▶ _SUPPLIED INFORMATION_

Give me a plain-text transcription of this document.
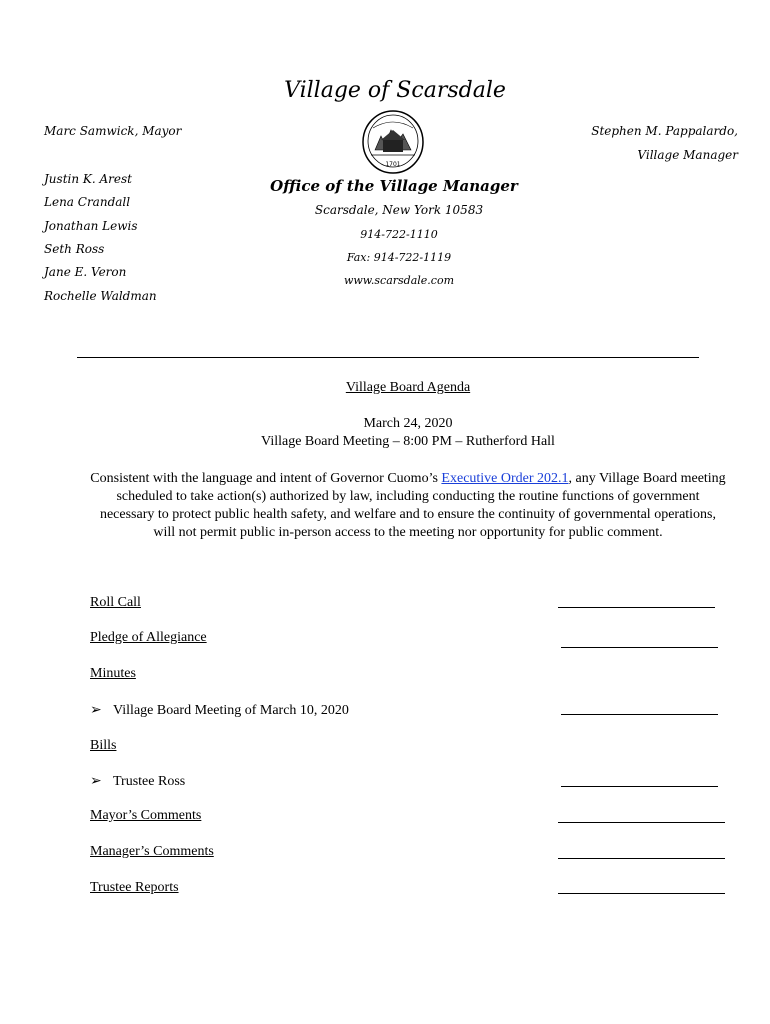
Village of Scarsdale
Marc Samwick, Mayor
Justin K. Arest
Lena Crandall
Jonathan Lewis
Seth Ross
Jane E. Veron
Rochelle Waldman
Stephen M. Pappalardo,
Village Manager
1701
Office of the Village Manager
Scarsdale, New York 10583
914-722-1110
Fax: 914-722-1119
www.scarsdale.com
Village Board Agenda
March 24, 2020
Village Board Meeting – 8:00 PM – Rutherford Hall
Consistent with the language and intent of Governor Cuomo’s Executive Order 202.1, any Village Board meeting scheduled to take action(s) authorized by law, including conducting the routine functions of government necessary to protect public health safety, and welfare and to ensure the continuity of governmental operations, will not permit public in-person access to the meeting nor opportunity for public comment.
Roll Call
Pledge of Allegiance
Minutes
➢ Village Board Meeting of March 10, 2020
Bills
➢ Trustee Ross
Mayor’s Comments
Manager’s Comments
Trustee Reports
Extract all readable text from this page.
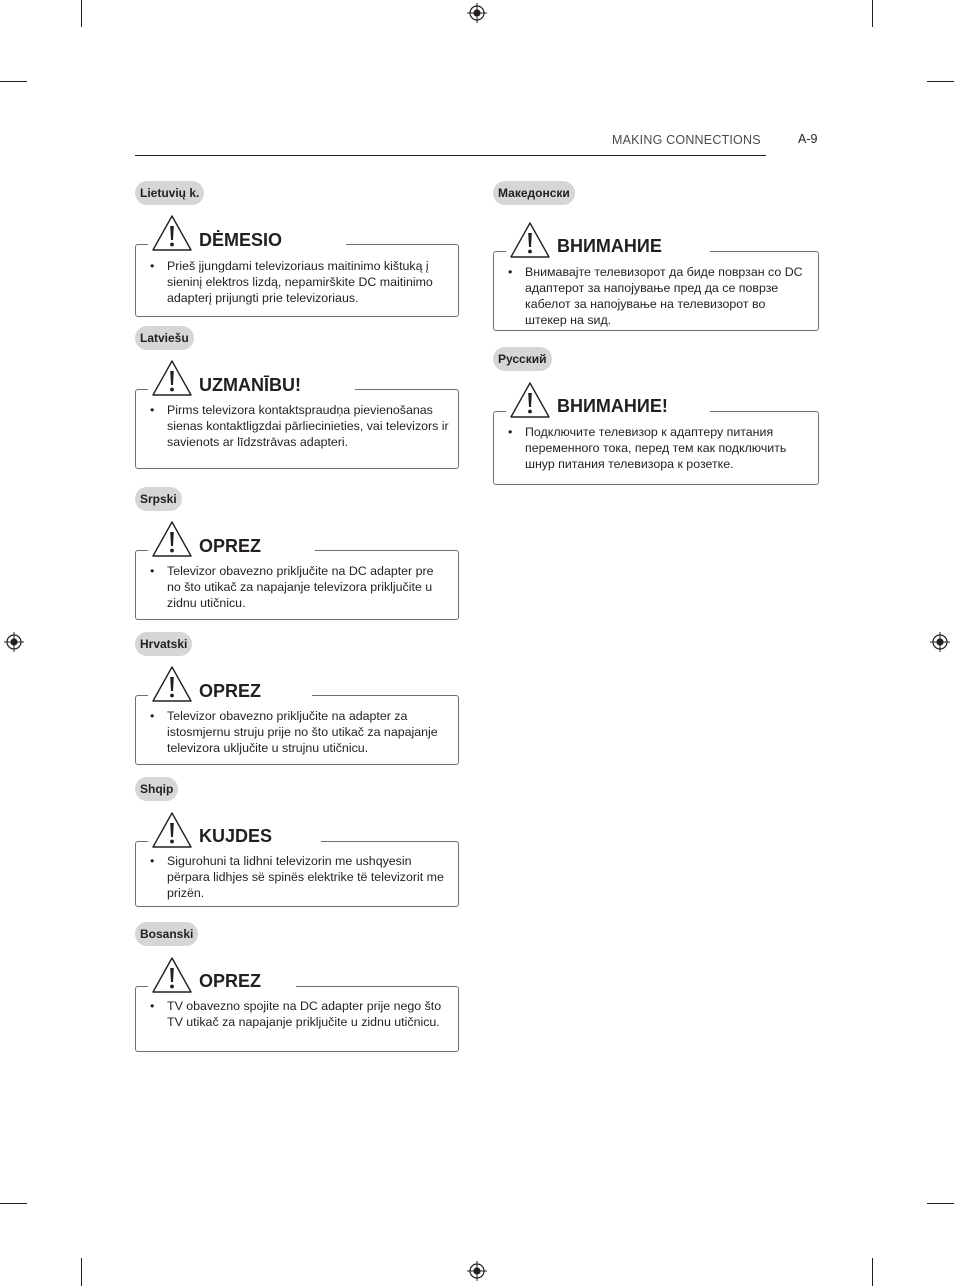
MAKING CONNECTIONS	A-9
Lietuvių k.
• Prieš įjungdami televizoriaus maitinimo kištuką į sieninį elektros lizdą, nepamirškite DC maitinimo adapterį prijungti prie televizoriaus.
DĖMESIO
Latviešu
• Pirms televizora kontaktspraudņa pievienošanas sienas kontaktligzdai pārliecinieties, vai televizors ir savienots ar līdzstrāvas adapteri.
UZMANĪBU!
Srpski
• Televizor obavezno priključite na DC adapter pre no što utikač za napajanje televizora priključite u zidnu utičnicu.
OPREZ
Hrvatski
• Televizor obavezno priključite na adapter za istosmjernu struju prije no što utikač za napajanje televizora uključite u strujnu utičnicu.
OPREZ
Shqip
• Sigurohuni ta lidhni televizorin me ushqyesin përpara lidhjes së spinës elektrike të televizorit me prizën.
KUJDES
Bosanski
• TV obavezno spojite na DC adapter prije nego što TV utikač za napajanje priključite u zidnu utičnicu.
OPREZ
Македонски
• Внимавајте телевизорот да биде поврзан со DC адаптерот за напојување пред да се поврзе кабелот за напојување на телевизорот во штекер на ѕид.
ВНИМАНИЕ
Русский
• Подключите телевизор к адаптеру питания переменного тока, перед тем как подключить шнур питания телевизора к розетке.
ВНИМАНИЕ!
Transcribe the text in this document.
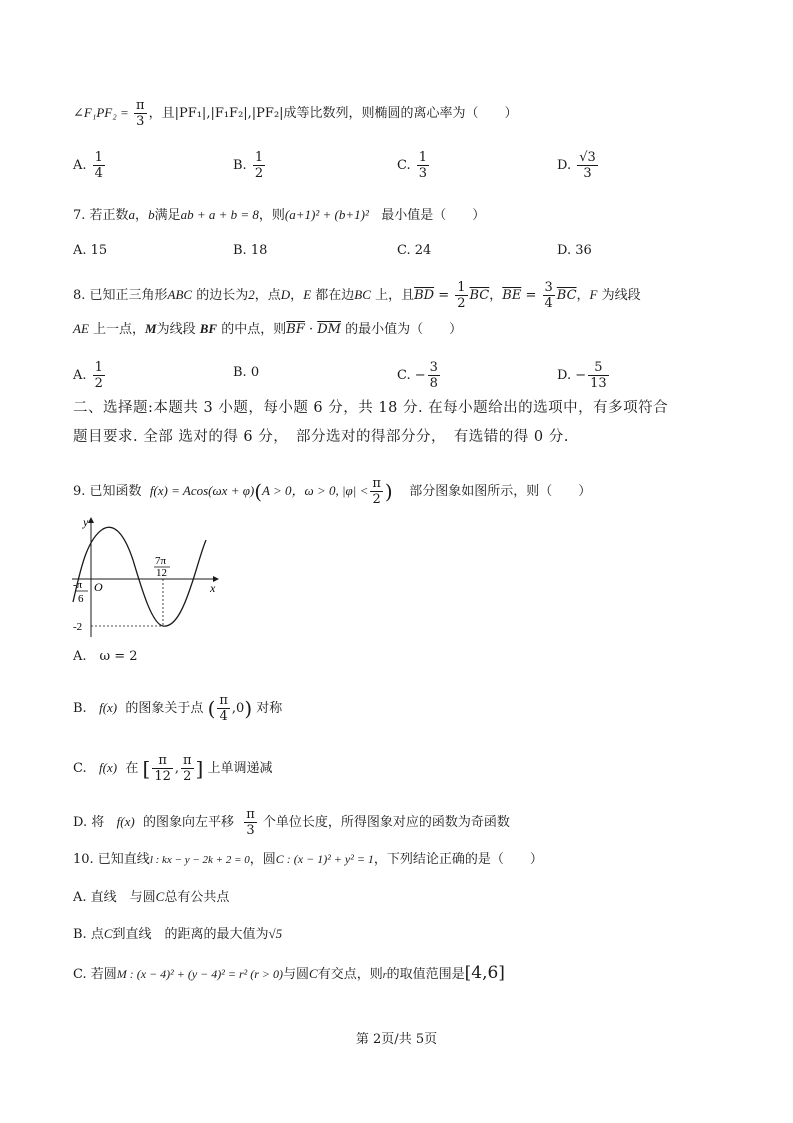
∠F₁PF₂ = $\frac{\pi}{3}$ ，且|PF₁|,|F₁F₂|,|PF₂|成等比数列，则椭圆的离心率为（　　）
A. $\frac{1}{4}$	B. $\frac{1}{2}$	C. $\frac{1}{3}$	D. $\frac{√3}{3}$
7. 若正数a，b满足ab + a + b = 8，则(a+1)² + (b+1)² 最小值是（　　）
A. 15	B. 18	C. 24	D. 36
8. 已知正三角形ABC 的边长为2，点D，E 都在边BC 上，且$\overline{BD} = \frac{1}{2} \overline{BC}$，$\overline{BE} = \frac{3}{4} \overline{BC}$，F 为线段
AE 上一点，M为线段 BF 的中点，则$\overline{BF} \cdot \overline{DM}$ 的最小值为（　　）
A. $\frac{1}{2}$	B. 0	C. − $\frac{3}{8}$	D. − $\frac{5}{13}$
二、选择题:本题共 3 小题，每小题 6 分，共 18 分. 在每小题给出的选项中，有多项符合
题目要求. 全部 选对的得 6 分，　部分选对的得部分分，　有选错的得 0 分.
9. 已知函数 f(x) = Acos(ωx + φ)(A > 0，ω > 0, $|\varphi| < \frac{\pi}{2}$ ) 部分图象如图所示，则（　　）
y
x
O
-π
6
7π
12
-2
A.　ω = 2
B. f(x) 的图象关于点 ( $\frac{\pi}{4} ,0$) 对称
C. f(x) 在 [ $\frac{\pi}{12}$ , $\frac{\pi}{2}$ ] 上单调递减
D. 将 f(x) 的图象向左平移 $\frac{\pi}{3}$ 个单位长度，所得图象对应的函数为奇函数
10. 已知直线l : kx − y − 2k + 2 = 0，圆C : (x − 1)² + y² = 1，下列结论正确的是（　　）
A. 直线　与圆C总有公共点
B. 点C到直线　的距离的最大值为√5
C. 若圆M : (x − 4)² + (y − 4)² = r² (r > 0)与圆C有交点，则r的取值范围是[4,6]
第 2页/共 5页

▶ _DIRECTIONS_
Check each line above for the string "frac", then copy the ones that have it.

▶ _WRITTEN RESPONSE_
∠F₁PF₂ = $\frac{\pi}{3}$ ，且|PF₁|,|F₁F₂|,|PF₂|成等比数列，则椭圆的离心率为（　　）
A. $\frac{1}{4}$	B. $\frac{1}{2}$	C. $\frac{1}{3}$	D. $\frac{√3}{3}$
8. 已知正三角形ABC 的边长为2，点D，E 都在边BC 上，且$\overline{BD} = \frac{1}{2} \overline{BC}$，$\overline{BE} = \frac{3}{4} \overline{BC}$，F 为线段
A. $\frac{1}{2}$	B. 0	C. − $\frac{3}{8}$	D. − $\frac{5}{13}$
9. 已知函数 f(x) = Acos(ωx + φ)(A > 0，ω > 0, $|\varphi| < \frac{\pi}{2}$ ) 部分图象如图所示，则（　　）
B. f(x) 的图象关于点 ( $\frac{\pi}{4} ,0$) 对称
C. f(x) 在 [ $\frac{\pi}{12}$ , $\frac{\pi}{2}$ ] 上单调递减
D. 将 f(x) 的图象向左平移 $\frac{\pi}{3}$ 个单位长度，所得图象对应的函数为奇函数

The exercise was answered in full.